Given information:
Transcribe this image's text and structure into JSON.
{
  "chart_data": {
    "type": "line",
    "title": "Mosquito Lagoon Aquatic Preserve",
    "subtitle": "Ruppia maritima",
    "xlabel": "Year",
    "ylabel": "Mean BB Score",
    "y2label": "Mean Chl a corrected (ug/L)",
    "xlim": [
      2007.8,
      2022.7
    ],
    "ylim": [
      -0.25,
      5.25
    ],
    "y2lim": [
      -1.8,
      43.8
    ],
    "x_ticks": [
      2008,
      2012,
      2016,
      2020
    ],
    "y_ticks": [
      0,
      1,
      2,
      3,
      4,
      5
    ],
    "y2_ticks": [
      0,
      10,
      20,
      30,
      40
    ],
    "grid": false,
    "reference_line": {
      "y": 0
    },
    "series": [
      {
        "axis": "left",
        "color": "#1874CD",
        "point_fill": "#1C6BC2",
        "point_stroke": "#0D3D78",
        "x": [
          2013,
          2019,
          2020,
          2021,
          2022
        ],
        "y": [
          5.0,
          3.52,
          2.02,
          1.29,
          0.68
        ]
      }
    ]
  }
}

What is expected: Give the number of lines in the data that contain "Mean", with no other words.

Task result: 2